* Exercise objective *
Return all lines from the listing below in which the string "title" occurs.

* Extracted entries *

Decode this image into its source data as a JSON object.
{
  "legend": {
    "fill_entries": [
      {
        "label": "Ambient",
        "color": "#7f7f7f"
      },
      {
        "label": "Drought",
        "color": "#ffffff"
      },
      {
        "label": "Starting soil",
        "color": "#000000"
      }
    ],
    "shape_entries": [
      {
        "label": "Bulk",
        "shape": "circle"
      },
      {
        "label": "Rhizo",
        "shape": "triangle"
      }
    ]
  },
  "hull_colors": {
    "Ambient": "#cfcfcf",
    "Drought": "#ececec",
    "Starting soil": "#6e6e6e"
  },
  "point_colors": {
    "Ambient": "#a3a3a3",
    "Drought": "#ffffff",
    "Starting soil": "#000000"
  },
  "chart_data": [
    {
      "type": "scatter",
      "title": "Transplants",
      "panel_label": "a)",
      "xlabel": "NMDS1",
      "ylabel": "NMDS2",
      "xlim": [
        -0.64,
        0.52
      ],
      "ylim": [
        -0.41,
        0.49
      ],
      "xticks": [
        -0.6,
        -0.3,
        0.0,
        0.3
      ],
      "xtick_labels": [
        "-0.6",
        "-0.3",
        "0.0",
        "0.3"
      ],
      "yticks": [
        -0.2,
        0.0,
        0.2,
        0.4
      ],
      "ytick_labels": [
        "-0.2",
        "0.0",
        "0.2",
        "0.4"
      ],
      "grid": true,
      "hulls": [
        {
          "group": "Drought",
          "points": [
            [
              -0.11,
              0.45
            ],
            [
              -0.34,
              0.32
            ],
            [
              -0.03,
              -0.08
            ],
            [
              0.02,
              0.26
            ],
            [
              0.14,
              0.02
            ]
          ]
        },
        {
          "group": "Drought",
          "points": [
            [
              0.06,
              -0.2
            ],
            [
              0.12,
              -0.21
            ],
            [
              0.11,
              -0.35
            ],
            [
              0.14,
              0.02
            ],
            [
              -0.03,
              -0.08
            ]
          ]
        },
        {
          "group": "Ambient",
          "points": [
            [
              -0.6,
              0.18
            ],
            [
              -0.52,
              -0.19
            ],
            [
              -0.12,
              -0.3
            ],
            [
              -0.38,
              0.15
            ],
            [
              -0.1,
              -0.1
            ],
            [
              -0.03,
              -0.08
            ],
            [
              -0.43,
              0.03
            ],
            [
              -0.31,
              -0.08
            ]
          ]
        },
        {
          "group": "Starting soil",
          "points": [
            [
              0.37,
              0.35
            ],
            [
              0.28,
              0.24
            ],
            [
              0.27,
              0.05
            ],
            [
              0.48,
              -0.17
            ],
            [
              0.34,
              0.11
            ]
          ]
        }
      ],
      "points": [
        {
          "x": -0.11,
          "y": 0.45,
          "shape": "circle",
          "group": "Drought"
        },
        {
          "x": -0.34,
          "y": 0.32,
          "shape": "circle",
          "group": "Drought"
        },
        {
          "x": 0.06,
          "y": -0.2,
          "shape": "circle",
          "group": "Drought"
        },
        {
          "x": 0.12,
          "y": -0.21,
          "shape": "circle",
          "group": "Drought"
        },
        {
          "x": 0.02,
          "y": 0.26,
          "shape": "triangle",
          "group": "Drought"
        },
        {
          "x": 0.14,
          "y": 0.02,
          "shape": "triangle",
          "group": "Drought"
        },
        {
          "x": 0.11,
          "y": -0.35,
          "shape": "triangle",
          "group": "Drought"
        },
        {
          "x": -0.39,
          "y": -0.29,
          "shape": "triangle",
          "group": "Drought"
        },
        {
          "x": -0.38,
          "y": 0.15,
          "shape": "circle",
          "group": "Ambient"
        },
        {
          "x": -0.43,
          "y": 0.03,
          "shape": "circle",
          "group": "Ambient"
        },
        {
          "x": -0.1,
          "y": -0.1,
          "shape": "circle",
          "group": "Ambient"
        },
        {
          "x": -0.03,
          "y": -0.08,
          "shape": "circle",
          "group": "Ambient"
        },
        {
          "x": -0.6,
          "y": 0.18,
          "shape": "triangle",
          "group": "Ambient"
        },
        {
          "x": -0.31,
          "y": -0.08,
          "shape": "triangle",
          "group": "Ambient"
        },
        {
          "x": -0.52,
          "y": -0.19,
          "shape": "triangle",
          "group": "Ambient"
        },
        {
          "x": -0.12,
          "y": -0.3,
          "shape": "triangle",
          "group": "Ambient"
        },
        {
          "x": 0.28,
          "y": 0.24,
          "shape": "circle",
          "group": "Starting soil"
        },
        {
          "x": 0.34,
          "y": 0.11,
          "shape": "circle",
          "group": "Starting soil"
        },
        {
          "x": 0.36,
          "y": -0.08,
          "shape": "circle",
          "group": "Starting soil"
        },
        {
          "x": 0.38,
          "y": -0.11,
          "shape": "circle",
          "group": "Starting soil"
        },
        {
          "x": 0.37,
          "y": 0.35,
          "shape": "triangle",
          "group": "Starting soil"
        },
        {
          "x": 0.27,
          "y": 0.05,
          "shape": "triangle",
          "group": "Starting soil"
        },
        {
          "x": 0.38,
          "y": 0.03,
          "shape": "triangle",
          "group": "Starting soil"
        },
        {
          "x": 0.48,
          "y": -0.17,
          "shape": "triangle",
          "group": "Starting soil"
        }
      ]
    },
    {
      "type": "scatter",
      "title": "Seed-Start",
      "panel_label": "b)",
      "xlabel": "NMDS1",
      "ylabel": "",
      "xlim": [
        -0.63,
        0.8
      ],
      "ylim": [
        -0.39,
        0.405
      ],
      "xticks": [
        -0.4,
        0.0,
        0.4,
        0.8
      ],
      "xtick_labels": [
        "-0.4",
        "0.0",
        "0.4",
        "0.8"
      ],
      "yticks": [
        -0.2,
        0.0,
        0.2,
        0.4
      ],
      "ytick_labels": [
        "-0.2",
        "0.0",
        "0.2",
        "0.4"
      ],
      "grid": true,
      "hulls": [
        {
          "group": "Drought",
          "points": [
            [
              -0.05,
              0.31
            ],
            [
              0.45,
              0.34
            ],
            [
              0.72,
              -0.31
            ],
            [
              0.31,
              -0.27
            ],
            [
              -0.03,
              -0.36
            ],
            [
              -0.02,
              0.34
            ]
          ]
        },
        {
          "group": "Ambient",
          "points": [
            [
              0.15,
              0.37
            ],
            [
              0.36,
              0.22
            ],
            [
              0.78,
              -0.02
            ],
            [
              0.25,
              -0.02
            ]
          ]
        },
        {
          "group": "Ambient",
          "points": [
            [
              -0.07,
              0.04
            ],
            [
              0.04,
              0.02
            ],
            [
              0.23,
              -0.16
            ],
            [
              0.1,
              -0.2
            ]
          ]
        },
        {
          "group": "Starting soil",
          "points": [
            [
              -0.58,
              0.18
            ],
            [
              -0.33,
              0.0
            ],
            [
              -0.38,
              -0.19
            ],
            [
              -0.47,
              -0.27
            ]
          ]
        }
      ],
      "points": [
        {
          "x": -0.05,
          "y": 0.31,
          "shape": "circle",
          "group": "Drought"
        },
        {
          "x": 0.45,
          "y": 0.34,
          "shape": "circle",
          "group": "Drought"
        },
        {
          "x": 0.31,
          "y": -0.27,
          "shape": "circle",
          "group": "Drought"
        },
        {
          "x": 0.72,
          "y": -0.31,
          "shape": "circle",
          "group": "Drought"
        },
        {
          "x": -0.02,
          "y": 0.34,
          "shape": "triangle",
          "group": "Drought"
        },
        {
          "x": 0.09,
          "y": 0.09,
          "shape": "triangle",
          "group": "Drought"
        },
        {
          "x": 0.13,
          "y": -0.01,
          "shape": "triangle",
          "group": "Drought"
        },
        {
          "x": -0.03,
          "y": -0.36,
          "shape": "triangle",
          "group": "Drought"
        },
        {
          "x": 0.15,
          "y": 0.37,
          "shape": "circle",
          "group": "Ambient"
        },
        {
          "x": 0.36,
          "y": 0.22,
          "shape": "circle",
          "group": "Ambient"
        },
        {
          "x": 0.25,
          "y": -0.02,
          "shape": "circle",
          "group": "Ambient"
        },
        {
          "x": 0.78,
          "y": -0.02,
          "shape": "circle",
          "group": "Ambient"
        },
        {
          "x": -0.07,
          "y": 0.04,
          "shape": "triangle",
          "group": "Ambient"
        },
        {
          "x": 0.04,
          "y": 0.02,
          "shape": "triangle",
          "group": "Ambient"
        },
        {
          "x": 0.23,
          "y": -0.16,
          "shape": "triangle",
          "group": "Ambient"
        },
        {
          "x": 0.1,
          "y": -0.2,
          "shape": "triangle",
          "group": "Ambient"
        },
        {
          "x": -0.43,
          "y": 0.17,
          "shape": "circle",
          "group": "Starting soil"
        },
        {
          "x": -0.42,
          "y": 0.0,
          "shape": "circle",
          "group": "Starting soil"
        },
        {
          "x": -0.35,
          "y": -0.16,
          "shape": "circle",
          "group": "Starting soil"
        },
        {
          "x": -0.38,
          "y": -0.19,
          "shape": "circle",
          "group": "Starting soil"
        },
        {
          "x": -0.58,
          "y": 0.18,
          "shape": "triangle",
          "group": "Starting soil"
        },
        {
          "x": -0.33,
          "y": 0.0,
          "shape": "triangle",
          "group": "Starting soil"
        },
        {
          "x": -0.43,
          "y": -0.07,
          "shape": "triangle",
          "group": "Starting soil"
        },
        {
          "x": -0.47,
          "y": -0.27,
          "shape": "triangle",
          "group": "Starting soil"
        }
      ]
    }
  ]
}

* Result of the exercise *
      "title": "Transplants",
      "title": "Seed-Start",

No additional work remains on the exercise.